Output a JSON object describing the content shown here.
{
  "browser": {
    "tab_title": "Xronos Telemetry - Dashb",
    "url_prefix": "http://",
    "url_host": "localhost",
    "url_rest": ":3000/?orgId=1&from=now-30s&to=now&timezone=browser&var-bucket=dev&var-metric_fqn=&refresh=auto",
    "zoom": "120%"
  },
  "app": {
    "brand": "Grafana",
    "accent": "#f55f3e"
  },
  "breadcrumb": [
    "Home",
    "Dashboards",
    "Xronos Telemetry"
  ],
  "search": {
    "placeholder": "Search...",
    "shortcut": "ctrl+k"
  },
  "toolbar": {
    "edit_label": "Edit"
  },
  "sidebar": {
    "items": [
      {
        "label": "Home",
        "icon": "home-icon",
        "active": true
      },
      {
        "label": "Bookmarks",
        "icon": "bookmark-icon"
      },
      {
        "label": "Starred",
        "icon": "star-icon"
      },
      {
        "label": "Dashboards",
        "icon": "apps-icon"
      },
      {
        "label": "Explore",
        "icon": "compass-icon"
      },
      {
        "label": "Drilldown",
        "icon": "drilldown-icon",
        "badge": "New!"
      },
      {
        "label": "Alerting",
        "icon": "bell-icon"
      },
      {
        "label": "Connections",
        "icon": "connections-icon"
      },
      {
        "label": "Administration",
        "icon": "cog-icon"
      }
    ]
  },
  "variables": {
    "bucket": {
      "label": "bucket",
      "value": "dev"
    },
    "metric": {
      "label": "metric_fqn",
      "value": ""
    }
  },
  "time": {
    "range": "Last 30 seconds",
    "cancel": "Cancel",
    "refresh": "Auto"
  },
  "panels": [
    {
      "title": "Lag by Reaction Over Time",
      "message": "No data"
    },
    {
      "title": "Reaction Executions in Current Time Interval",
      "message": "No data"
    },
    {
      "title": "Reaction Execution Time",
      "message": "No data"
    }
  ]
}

=======

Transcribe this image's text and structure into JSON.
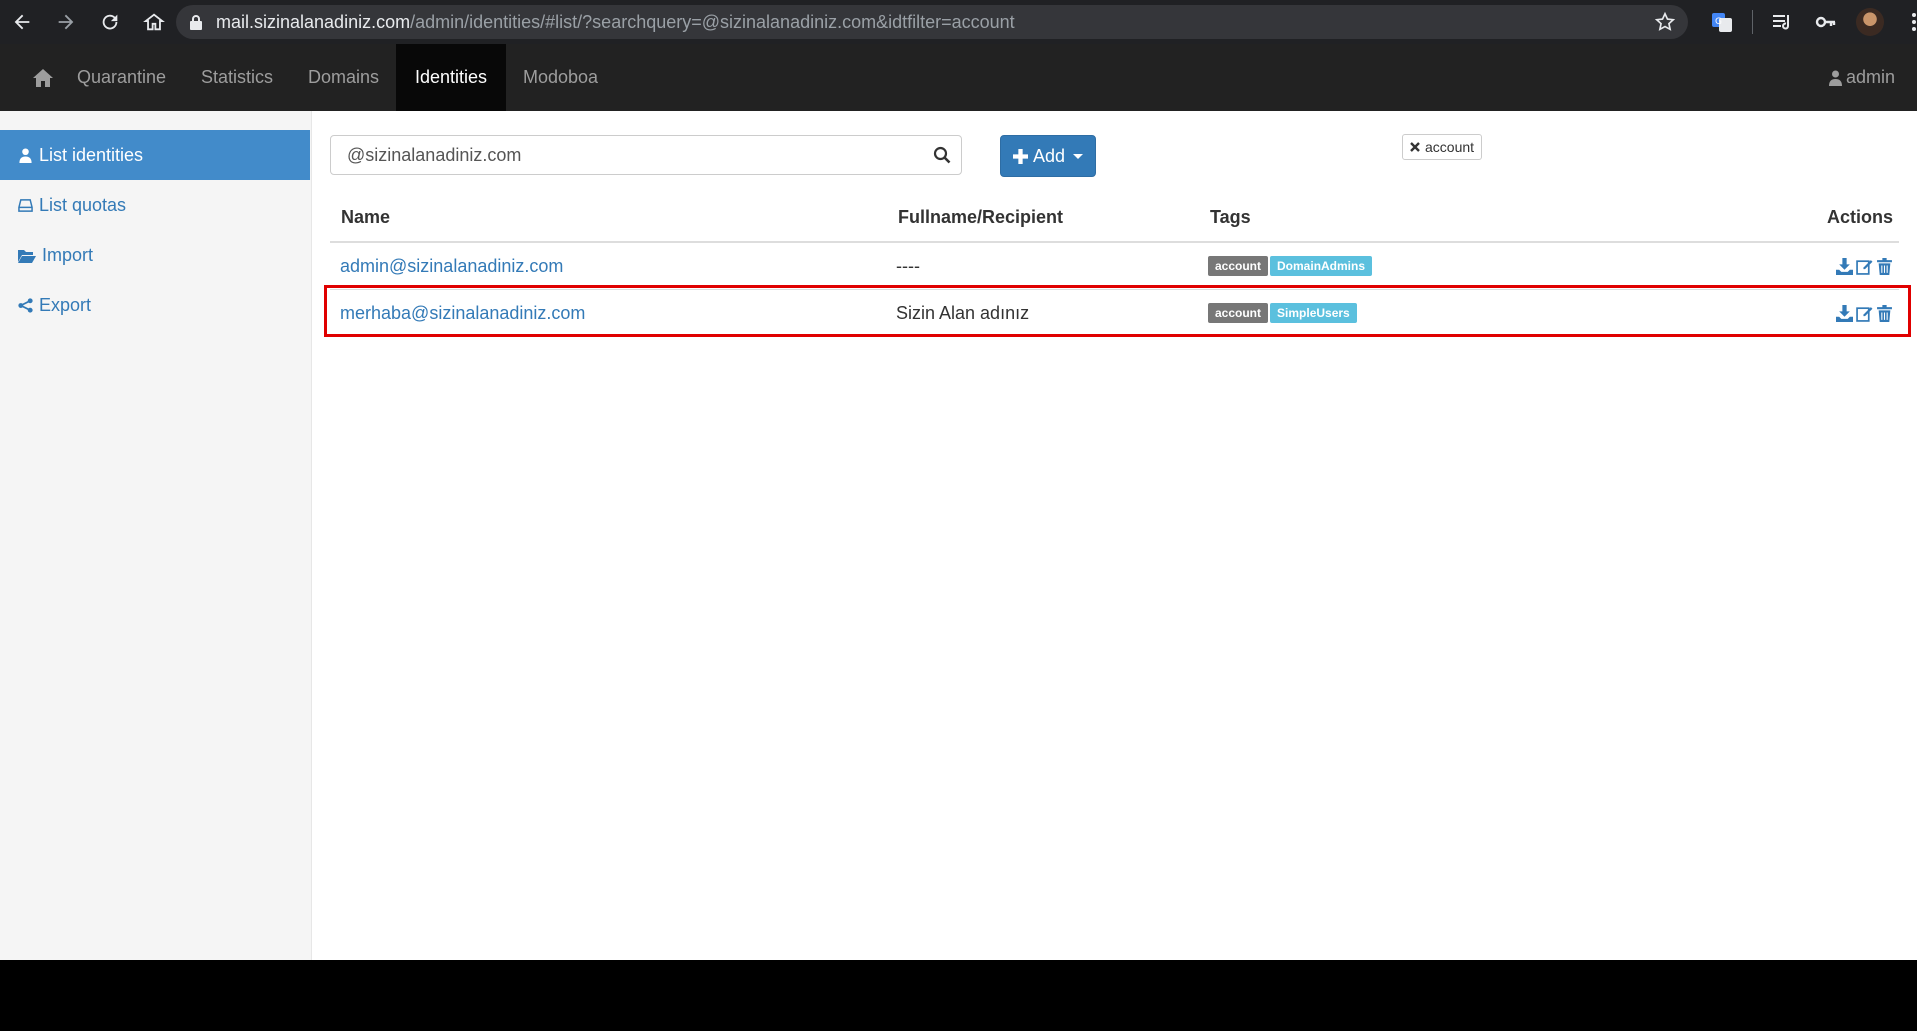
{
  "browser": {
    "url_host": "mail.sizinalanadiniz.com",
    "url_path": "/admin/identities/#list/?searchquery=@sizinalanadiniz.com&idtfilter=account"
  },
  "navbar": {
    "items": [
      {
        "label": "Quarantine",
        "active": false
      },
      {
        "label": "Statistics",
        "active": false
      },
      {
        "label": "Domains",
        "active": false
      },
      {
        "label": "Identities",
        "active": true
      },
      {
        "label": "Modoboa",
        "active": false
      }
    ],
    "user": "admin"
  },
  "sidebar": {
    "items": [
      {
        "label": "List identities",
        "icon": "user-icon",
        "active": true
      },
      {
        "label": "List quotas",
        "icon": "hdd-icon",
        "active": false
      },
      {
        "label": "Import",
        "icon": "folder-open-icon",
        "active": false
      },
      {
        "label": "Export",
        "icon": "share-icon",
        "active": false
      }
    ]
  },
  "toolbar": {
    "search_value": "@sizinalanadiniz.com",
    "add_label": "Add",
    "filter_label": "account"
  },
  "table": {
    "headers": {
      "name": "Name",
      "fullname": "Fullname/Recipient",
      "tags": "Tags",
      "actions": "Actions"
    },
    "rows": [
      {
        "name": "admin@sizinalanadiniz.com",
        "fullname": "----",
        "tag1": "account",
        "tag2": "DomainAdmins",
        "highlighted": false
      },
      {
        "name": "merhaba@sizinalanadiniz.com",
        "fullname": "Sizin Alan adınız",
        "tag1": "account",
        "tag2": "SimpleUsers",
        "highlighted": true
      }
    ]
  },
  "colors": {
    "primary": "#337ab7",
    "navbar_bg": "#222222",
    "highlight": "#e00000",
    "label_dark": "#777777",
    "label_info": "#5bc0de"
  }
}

=======

## WORK INSTRUCTIONS
Extract every line from the records above that contains the word "fullname".

## TASK OUTPUT
      "fullname": "Fullname/Recipient",
        "fullname": "----",
        "fullname": "Sizin Alan adınız",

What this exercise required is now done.